> _The exercise_: Pick out all lines with the word "shown" from the records that follow.

--- Start Record list ---

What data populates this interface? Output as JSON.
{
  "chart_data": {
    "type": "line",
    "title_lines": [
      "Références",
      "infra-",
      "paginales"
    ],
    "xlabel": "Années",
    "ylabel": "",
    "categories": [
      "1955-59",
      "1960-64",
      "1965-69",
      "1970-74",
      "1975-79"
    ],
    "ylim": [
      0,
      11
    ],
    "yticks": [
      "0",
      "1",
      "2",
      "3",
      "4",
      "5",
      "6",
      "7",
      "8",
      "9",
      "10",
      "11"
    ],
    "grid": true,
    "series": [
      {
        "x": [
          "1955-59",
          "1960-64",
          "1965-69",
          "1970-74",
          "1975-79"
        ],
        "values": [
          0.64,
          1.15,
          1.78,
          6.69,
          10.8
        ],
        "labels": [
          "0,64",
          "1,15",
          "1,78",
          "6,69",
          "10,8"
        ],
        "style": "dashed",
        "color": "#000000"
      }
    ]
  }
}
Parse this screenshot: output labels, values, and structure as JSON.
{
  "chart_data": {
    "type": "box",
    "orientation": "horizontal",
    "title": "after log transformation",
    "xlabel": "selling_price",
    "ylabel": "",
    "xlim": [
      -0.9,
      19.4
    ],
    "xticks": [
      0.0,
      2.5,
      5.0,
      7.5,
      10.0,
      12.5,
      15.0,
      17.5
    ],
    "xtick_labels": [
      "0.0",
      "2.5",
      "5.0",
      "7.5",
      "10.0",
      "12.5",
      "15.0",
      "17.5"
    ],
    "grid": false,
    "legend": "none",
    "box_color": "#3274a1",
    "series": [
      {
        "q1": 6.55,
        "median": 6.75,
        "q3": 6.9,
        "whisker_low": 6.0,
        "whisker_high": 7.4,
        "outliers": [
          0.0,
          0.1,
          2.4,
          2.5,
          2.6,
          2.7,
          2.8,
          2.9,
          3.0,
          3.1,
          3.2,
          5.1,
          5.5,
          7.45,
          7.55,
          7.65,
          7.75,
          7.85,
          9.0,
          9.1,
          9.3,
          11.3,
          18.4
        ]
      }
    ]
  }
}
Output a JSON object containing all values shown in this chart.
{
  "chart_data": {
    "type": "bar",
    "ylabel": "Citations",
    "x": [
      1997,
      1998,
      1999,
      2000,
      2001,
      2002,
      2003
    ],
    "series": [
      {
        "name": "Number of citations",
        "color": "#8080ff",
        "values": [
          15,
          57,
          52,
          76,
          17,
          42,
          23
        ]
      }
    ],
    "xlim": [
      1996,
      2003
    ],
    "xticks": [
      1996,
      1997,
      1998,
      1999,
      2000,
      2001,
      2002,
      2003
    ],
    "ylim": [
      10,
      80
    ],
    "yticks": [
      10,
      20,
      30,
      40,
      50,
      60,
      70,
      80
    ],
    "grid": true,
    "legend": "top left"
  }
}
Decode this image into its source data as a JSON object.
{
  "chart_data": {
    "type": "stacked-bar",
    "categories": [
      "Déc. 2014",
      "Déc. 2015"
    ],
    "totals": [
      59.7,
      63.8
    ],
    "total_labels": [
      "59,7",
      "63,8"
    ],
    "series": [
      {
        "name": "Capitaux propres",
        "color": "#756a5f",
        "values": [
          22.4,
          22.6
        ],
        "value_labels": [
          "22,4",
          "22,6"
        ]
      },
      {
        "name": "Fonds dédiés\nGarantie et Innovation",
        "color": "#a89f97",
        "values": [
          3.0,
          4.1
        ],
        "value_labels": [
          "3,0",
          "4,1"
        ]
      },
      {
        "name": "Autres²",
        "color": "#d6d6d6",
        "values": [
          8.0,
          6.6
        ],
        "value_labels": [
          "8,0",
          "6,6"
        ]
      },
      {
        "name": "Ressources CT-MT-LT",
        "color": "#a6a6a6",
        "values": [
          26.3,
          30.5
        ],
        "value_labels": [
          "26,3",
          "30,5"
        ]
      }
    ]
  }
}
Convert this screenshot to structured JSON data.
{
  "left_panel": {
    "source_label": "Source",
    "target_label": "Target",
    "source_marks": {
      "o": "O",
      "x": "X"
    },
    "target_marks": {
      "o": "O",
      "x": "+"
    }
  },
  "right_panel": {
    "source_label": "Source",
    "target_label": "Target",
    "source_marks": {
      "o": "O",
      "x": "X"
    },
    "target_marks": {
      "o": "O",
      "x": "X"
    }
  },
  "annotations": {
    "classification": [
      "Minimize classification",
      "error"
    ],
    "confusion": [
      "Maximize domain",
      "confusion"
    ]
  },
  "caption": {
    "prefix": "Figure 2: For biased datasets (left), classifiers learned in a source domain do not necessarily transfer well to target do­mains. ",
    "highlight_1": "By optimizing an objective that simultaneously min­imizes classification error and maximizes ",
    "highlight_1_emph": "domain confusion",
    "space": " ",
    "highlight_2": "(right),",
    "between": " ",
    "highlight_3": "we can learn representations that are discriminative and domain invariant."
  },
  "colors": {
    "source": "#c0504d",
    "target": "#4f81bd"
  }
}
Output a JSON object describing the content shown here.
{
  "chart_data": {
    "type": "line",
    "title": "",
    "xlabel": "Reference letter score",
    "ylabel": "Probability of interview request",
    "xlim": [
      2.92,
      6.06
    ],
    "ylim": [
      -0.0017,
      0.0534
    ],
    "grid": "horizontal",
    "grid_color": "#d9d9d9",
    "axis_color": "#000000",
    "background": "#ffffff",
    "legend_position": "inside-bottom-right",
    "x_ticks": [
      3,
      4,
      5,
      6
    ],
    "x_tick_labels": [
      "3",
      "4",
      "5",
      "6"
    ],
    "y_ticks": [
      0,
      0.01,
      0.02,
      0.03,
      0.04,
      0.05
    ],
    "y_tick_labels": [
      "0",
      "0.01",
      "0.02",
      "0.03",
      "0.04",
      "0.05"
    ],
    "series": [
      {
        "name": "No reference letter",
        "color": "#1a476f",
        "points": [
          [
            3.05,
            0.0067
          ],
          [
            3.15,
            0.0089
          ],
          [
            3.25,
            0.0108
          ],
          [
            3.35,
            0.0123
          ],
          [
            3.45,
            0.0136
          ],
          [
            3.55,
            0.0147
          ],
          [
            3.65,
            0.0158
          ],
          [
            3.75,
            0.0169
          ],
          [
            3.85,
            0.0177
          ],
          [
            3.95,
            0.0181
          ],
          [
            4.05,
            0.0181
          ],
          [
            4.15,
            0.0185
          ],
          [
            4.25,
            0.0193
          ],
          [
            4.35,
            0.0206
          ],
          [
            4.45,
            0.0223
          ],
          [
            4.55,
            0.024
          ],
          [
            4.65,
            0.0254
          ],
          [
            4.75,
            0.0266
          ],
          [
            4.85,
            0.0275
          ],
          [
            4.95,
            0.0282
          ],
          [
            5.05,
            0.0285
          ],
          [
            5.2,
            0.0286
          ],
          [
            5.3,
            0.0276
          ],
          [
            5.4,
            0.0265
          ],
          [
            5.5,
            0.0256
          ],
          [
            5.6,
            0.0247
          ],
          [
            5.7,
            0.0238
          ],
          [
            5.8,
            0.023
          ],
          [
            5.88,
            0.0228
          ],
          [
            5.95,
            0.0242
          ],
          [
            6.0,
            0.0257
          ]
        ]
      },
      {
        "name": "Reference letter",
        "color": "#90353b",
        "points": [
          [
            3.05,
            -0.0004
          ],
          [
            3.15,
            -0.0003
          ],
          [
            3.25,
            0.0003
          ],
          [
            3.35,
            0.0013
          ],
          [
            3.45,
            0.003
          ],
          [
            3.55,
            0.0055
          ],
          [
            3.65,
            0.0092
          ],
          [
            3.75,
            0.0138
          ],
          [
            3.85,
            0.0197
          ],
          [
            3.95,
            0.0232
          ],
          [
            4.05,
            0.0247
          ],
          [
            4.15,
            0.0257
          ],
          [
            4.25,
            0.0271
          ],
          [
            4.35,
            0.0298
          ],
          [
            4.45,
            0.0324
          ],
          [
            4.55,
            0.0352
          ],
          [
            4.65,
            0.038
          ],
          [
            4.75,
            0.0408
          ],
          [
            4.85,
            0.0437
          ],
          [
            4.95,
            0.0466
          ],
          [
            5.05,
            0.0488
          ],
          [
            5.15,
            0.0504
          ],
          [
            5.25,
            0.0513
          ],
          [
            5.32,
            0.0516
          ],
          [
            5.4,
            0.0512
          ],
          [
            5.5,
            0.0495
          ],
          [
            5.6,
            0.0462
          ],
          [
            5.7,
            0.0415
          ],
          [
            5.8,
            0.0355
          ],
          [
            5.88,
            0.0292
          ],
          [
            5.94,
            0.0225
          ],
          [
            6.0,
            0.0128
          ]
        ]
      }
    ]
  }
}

--- End Record list ---

> _Exercise solution_:
Output a JSON object containing all values shown in this chart.
Output a JSON object describing the content shown here.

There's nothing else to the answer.